═══ Supplied material
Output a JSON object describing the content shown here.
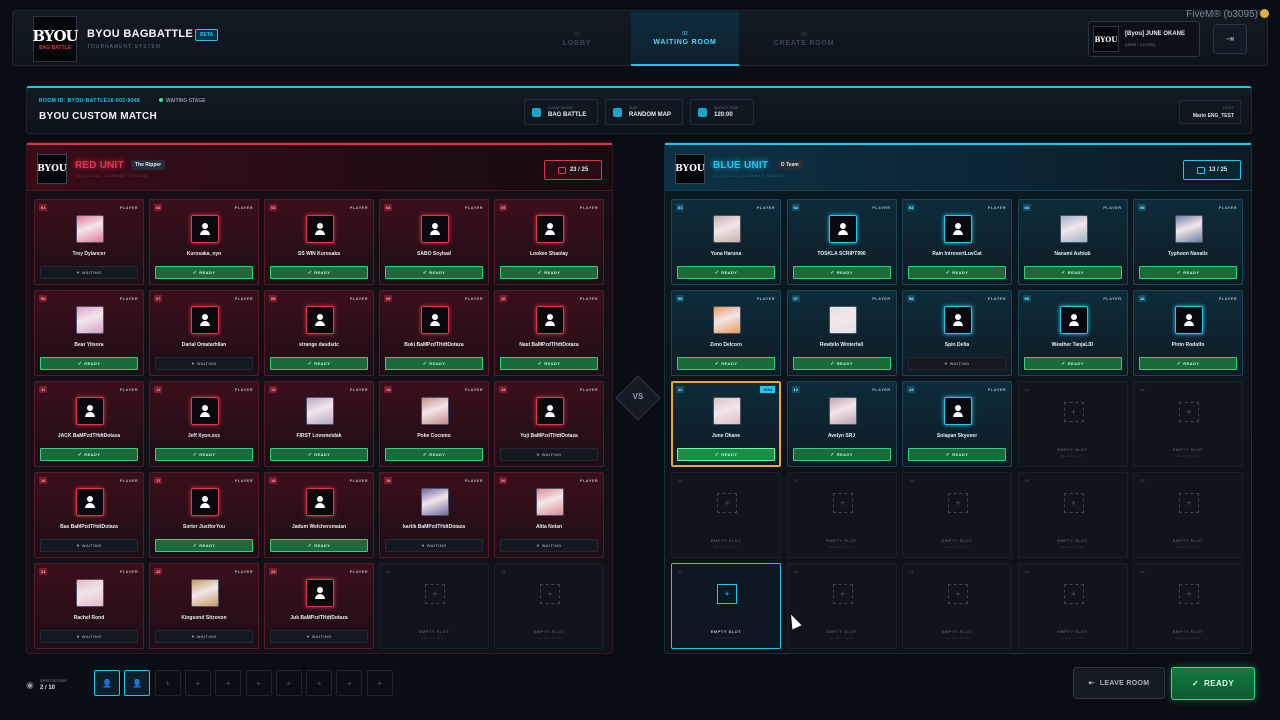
{
  "app": {
    "title": "BYOU BAGBATTLE",
    "beta": "BETA",
    "subtitle": "TOURNAMENT SYSTEM",
    "logo_text": "BYOU",
    "logo_sub": "BAG BATTLE",
    "fivem_label": "FiveM® (b3095)"
  },
  "nav": [
    {
      "num": "01",
      "label": "LOBBY",
      "active": false
    },
    {
      "num": "02",
      "label": "WAITING ROOM",
      "active": true
    },
    {
      "num": "03",
      "label": "CREATE ROOM",
      "active": false
    }
  ],
  "user": {
    "name": "[Byou] JUNE OKANE",
    "status": "#3099 · CITIZEN",
    "avatar_text": "BYOU",
    "logout_icon": "logout-icon"
  },
  "match": {
    "room_id": "ROOM ID: BYOU-BATTLE16-002-8048",
    "stage": "WAITING STAGE",
    "title": "BYOU CUSTOM MATCH",
    "chips": [
      {
        "key": "GAME MODE",
        "value": "BAG BATTLE",
        "icon": "gamepad-icon"
      },
      {
        "key": "MAP",
        "value": "RANDOM MAP",
        "icon": "map-icon"
      },
      {
        "key": "MATCH TIME",
        "value": "120:00",
        "icon": "clock-icon"
      }
    ],
    "host_key": "HOST",
    "host_value": "Mario ENG_TEST"
  },
  "red_team": {
    "name": "RED UNIT",
    "tag": "The Ripper",
    "subtitle": "TACTICAL COMBAT SQUAD",
    "count": "23 / 25",
    "color": "#e2334d",
    "slots": [
      {
        "n": "01",
        "name": "Troy Dylancer",
        "status": "WAITING",
        "avatar": "photo",
        "photo": "#e07a9a"
      },
      {
        "n": "02",
        "name": "Kurosaka_oyo",
        "status": "READY",
        "avatar": "default"
      },
      {
        "n": "03",
        "name": "SS WIN Kurosaka",
        "status": "READY",
        "avatar": "default"
      },
      {
        "n": "04",
        "name": "SABO Soybad",
        "status": "READY",
        "avatar": "default"
      },
      {
        "n": "05",
        "name": "Lookee Shaolay",
        "status": "READY",
        "avatar": "default"
      },
      {
        "n": "06",
        "name": "Bear Yitsora",
        "status": "READY",
        "avatar": "photo",
        "photo": "#d9a0c8"
      },
      {
        "n": "07",
        "name": "Darial Omatarhilan",
        "status": "WAITING",
        "avatar": "default"
      },
      {
        "n": "08",
        "name": "strange dasdsdc",
        "status": "READY",
        "avatar": "default"
      },
      {
        "n": "09",
        "name": "Buki BaMPzdTHdtDotaza",
        "status": "READY",
        "avatar": "default"
      },
      {
        "n": "10",
        "name": "Nast BaMPzdTHdtDotaza",
        "status": "READY",
        "avatar": "default"
      },
      {
        "n": "11",
        "name": "JACK BaMPzdTHdtDotaza",
        "status": "READY",
        "avatar": "default"
      },
      {
        "n": "12",
        "name": "Jeff Xyon.xxx",
        "status": "READY",
        "avatar": "default"
      },
      {
        "n": "13",
        "name": "FIRST Lovemetdak",
        "status": "READY",
        "avatar": "photo",
        "photo": "#b7a9c4"
      },
      {
        "n": "14",
        "name": "Poke Cocomo",
        "status": "READY",
        "avatar": "photo",
        "photo": "#c98a84"
      },
      {
        "n": "15",
        "name": "Yuji BaMPzdTHdtDotaza",
        "status": "WAITING",
        "avatar": "default"
      },
      {
        "n": "16",
        "name": "Bas BaMPzdTHdtDotaza",
        "status": "WAITING",
        "avatar": "default"
      },
      {
        "n": "17",
        "name": "Sorter JustforYou",
        "status": "READY",
        "avatar": "default"
      },
      {
        "n": "18",
        "name": "Jadum Welchersmaian",
        "status": "READY",
        "avatar": "default"
      },
      {
        "n": "19",
        "name": "kartik BaMPzdTHdtDotaza",
        "status": "WAITING",
        "avatar": "photo",
        "photo": "#6f6aa0"
      },
      {
        "n": "20",
        "name": "Alita Nolan",
        "status": "WAITING",
        "avatar": "photo",
        "photo": "#d88d94"
      },
      {
        "n": "21",
        "name": "Rachel Rond",
        "status": "WAITING",
        "avatar": "photo",
        "photo": "#e4b9c9"
      },
      {
        "n": "22",
        "name": "Kingsond Sitzovon",
        "status": "WAITING",
        "avatar": "photo",
        "photo": "#c79a63"
      },
      {
        "n": "23",
        "name": "Juk BaMPzdTHdtDotaza",
        "status": "WAITING",
        "avatar": "default"
      },
      {
        "n": "24",
        "empty": true
      },
      {
        "n": "25",
        "empty": true
      }
    ]
  },
  "blue_team": {
    "name": "BLUE UNIT",
    "tag": "D Team",
    "subtitle": "TACTICAL COMBAT SQUAD",
    "count": "13 / 25",
    "color": "#1ec8f0",
    "slots": [
      {
        "n": "01",
        "name": "Yuna Haruna",
        "status": "READY",
        "avatar": "photo",
        "photo": "#c7b0a8"
      },
      {
        "n": "02",
        "name": "TOSKLA SCRIPT990",
        "status": "READY",
        "avatar": "default"
      },
      {
        "n": "03",
        "name": "Rain IntrovertLuvCat",
        "status": "READY",
        "avatar": "default"
      },
      {
        "n": "04",
        "name": "Nanami Ashiub",
        "status": "READY",
        "avatar": "photo",
        "photo": "#9fb3c8"
      },
      {
        "n": "05",
        "name": "Typhoon Navalix",
        "status": "READY",
        "avatar": "photo",
        "photo": "#6f7fa6"
      },
      {
        "n": "06",
        "name": "Zeno Delcoro",
        "status": "READY",
        "avatar": "photo",
        "photo": "#e49a5a"
      },
      {
        "n": "07",
        "name": "Rewbilo Winterfall",
        "status": "READY",
        "avatar": "photo",
        "photo": "#dfe3ea"
      },
      {
        "n": "08",
        "name": "Spin Delta",
        "status": "WAITING",
        "avatar": "default"
      },
      {
        "n": "09",
        "name": "Weather TanjaLID",
        "status": "READY",
        "avatar": "default"
      },
      {
        "n": "10",
        "name": "Pinto Rodolfo",
        "status": "READY",
        "avatar": "default"
      },
      {
        "n": "11",
        "name": "June Okane",
        "status": "READY",
        "avatar": "photo",
        "photo": "#d9c2c6",
        "you": true
      },
      {
        "n": "12",
        "name": "Avelyn SRJ",
        "status": "READY",
        "avatar": "photo",
        "photo": "#c3a4ae"
      },
      {
        "n": "13",
        "name": "Solapan Skyover",
        "status": "READY",
        "avatar": "default"
      },
      {
        "n": "14",
        "empty": true
      },
      {
        "n": "15",
        "empty": true
      },
      {
        "n": "16",
        "empty": true
      },
      {
        "n": "17",
        "empty": true
      },
      {
        "n": "18",
        "empty": true
      },
      {
        "n": "19",
        "empty": true
      },
      {
        "n": "20",
        "empty": true
      },
      {
        "n": "21",
        "empty": true,
        "selected": true
      },
      {
        "n": "22",
        "empty": true
      },
      {
        "n": "23",
        "empty": true
      },
      {
        "n": "24",
        "empty": true
      },
      {
        "n": "25",
        "empty": true
      }
    ]
  },
  "labels": {
    "player": "PLAYER",
    "you": "YOU",
    "ready": "READY",
    "waiting": "WAITING",
    "empty": "EMPTY SLOT",
    "select": "SELECT SLOT",
    "vs": "VS"
  },
  "spectators": {
    "label": "SPECTATORS",
    "count": "2 / 10",
    "filled": 2,
    "total": 10
  },
  "actions": {
    "leave": "LEAVE ROOM",
    "ready": "READY"
  }
}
══════
#### What to produce:
Restate the entire listing word for word, excluding pictures.

#### Written answer:
Output a JSON object describing the content shown here.
{
  "app": {
    "title": "BYOU BAGBATTLE",
    "beta": "BETA",
    "subtitle": "TOURNAMENT SYSTEM",
    "logo_text": "BYOU",
    "logo_sub": "BAG BATTLE",
    "fivem_label": "FiveM® (b3095)"
  },
  "nav": [
    {
      "num": "01",
      "label": "LOBBY",
      "active": false
    },
    {
      "num": "02",
      "label": "WAITING ROOM",
      "active": true
    },
    {
      "num": "03",
      "label": "CREATE ROOM",
      "active": false
    }
  ],
  "user": {
    "name": "[Byou] JUNE OKANE",
    "status": "#3099 · CITIZEN",
    "avatar_text": "BYOU",
    "logout_icon": "logout-icon"
  },
  "match": {
    "room_id": "ROOM ID: BYOU-BATTLE16-002-8048",
    "stage": "WAITING STAGE",
    "title": "BYOU CUSTOM MATCH",
    "chips": [
      {
        "key": "GAME MODE",
        "value": "BAG BATTLE",
        "icon": "gamepad-icon"
      },
      {
        "key": "MAP",
        "value": "RANDOM MAP",
        "icon": "map-icon"
      },
      {
        "key": "MATCH TIME",
        "value": "120:00",
        "icon": "clock-icon"
      }
    ],
    "host_key": "HOST",
    "host_value": "Mario ENG_TEST"
  },
  "red_team": {
    "name": "RED UNIT",
    "tag": "The Ripper",
    "subtitle": "TACTICAL COMBAT SQUAD",
    "count": "23 / 25",
    "color": "#e2334d",
    "slots": [
      {
        "n": "01",
        "name": "Troy Dylancer",
        "status": "WAITING",
        "avatar": "photo",
        "photo": "#e07a9a"
      },
      {
        "n": "02",
        "name": "Kurosaka_oyo",
        "status": "READY",
        "avatar": "default"
      },
      {
        "n": "03",
        "name": "SS WIN Kurosaka",
        "status": "READY",
        "avatar": "default"
      },
      {
        "n": "04",
        "name": "SABO Soybad",
        "status": "READY",
        "avatar": "default"
      },
      {
        "n": "05",
        "name": "Lookee Shaolay",
        "status": "READY",
        "avatar": "default"
      },
      {
        "n": "06",
        "name": "Bear Yitsora",
        "status": "READY",
        "avatar": "photo",
        "photo": "#d9a0c8"
      },
      {
        "n": "07",
        "name": "Darial Omatarhilan",
        "status": "WAITING",
        "avatar": "default"
      },
      {
        "n": "08",
        "name": "strange dasdsdc",
        "status": "READY",
        "avatar": "default"
      },
      {
        "n": "09",
        "name": "Buki BaMPzdTHdtDotaza",
        "status": "READY",
        "avatar": "default"
      },
      {
        "n": "10",
        "name": "Nast BaMPzdTHdtDotaza",
        "status": "READY",
        "avatar": "default"
      },
      {
        "n": "11",
        "name": "JACK BaMPzdTHdtDotaza",
        "status": "READY",
        "avatar": "default"
      },
      {
        "n": "12",
        "name": "Jeff Xyon.xxx",
        "status": "READY",
        "avatar": "default"
      },
      {
        "n": "13",
        "name": "FIRST Lovemetdak",
        "status": "READY",
        "avatar": "photo",
        "photo": "#b7a9c4"
      },
      {
        "n": "14",
        "name": "Poke Cocomo",
        "status": "READY",
        "avatar": "photo",
        "photo": "#c98a84"
      },
      {
        "n": "15",
        "name": "Yuji BaMPzdTHdtDotaza",
        "status": "WAITING",
        "avatar": "default"
      },
      {
        "n": "16",
        "name": "Bas BaMPzdTHdtDotaza",
        "status": "WAITING",
        "avatar": "default"
      },
      {
        "n": "17",
        "name": "Sorter JustforYou",
        "status": "READY",
        "avatar": "default"
      },
      {
        "n": "18",
        "name": "Jadum Welchersmaian",
        "status": "READY",
        "avatar": "default"
      },
      {
        "n": "19",
        "name": "kartik BaMPzdTHdtDotaza",
        "status": "WAITING",
        "avatar": "photo",
        "photo": "#6f6aa0"
      },
      {
        "n": "20",
        "name": "Alita Nolan",
        "status": "WAITING",
        "avatar": "photo",
        "photo": "#d88d94"
      },
      {
        "n": "21",
        "name": "Rachel Rond",
        "status": "WAITING",
        "avatar": "photo",
        "photo": "#e4b9c9"
      },
      {
        "n": "22",
        "name": "Kingsond Sitzovon",
        "status": "WAITING",
        "avatar": "photo",
        "photo": "#c79a63"
      },
      {
        "n": "23",
        "name": "Juk BaMPzdTHdtDotaza",
        "status": "WAITING",
        "avatar": "default"
      },
      {
        "n": "24",
        "empty": true
      },
      {
        "n": "25",
        "empty": true
      }
    ]
  },
  "blue_team": {
    "name": "BLUE UNIT",
    "tag": "D Team",
    "subtitle": "TACTICAL COMBAT SQUAD",
    "count": "13 / 25",
    "color": "#1ec8f0",
    "slots": [
      {
        "n": "01",
        "name": "Yuna Haruna",
        "status": "READY",
        "avatar": "photo",
        "photo": "#c7b0a8"
      },
      {
        "n": "02",
        "name": "TOSKLA SCRIPT990",
        "status": "READY",
        "avatar": "default"
      },
      {
        "n": "03",
        "name": "Rain IntrovertLuvCat",
        "status": "READY",
        "avatar": "default"
      },
      {
        "n": "04",
        "name": "Nanami Ashiub",
        "status": "READY",
        "avatar": "photo",
        "photo": "#9fb3c8"
      },
      {
        "n": "05",
        "name": "Typhoon Navalix",
        "status": "READY",
        "avatar": "photo",
        "photo": "#6f7fa6"
      },
      {
        "n": "06",
        "name": "Zeno Delcoro",
        "status": "READY",
        "avatar": "photo",
        "photo": "#e49a5a"
      },
      {
        "n": "07",
        "name": "Rewbilo Winterfall",
        "status": "READY",
        "avatar": "photo",
        "photo": "#dfe3ea"
      },
      {
        "n": "08",
        "name": "Spin Delta",
        "status": "WAITING",
        "avatar": "default"
      },
      {
        "n": "09",
        "name": "Weather TanjaLID",
        "status": "READY",
        "avatar": "default"
      },
      {
        "n": "10",
        "name": "Pinto Rodolfo",
        "status": "READY",
        "avatar": "default"
      },
      {
        "n": "11",
        "name": "June Okane",
        "status": "READY",
        "avatar": "photo",
        "photo": "#d9c2c6",
        "you": true
      },
      {
        "n": "12",
        "name": "Avelyn SRJ",
        "status": "READY",
        "avatar": "photo",
        "photo": "#c3a4ae"
      },
      {
        "n": "13",
        "name": "Solapan Skyover",
        "status": "READY",
        "avatar": "default"
      },
      {
        "n": "14",
        "empty": true
      },
      {
        "n": "15",
        "empty": true
      },
      {
        "n": "16",
        "empty": true
      },
      {
        "n": "17",
        "empty": true
      },
      {
        "n": "18",
        "empty": true
      },
      {
        "n": "19",
        "empty": true
      },
      {
        "n": "20",
        "empty": true
      },
      {
        "n": "21",
        "empty": true,
        "selected": true
      },
      {
        "n": "22",
        "empty": true
      },
      {
        "n": "23",
        "empty": true
      },
      {
        "n": "24",
        "empty": true
      },
      {
        "n": "25",
        "empty": true
      }
    ]
  },
  "labels": {
    "player": "PLAYER",
    "you": "YOU",
    "ready": "READY",
    "waiting": "WAITING",
    "empty": "EMPTY SLOT",
    "select": "SELECT SLOT",
    "vs": "VS"
  },
  "spectators": {
    "label": "SPECTATORS",
    "count": "2 / 10",
    "filled": 2,
    "total": 10
  },
  "actions": {
    "leave": "LEAVE ROOM",
    "ready": "READY"
  }
}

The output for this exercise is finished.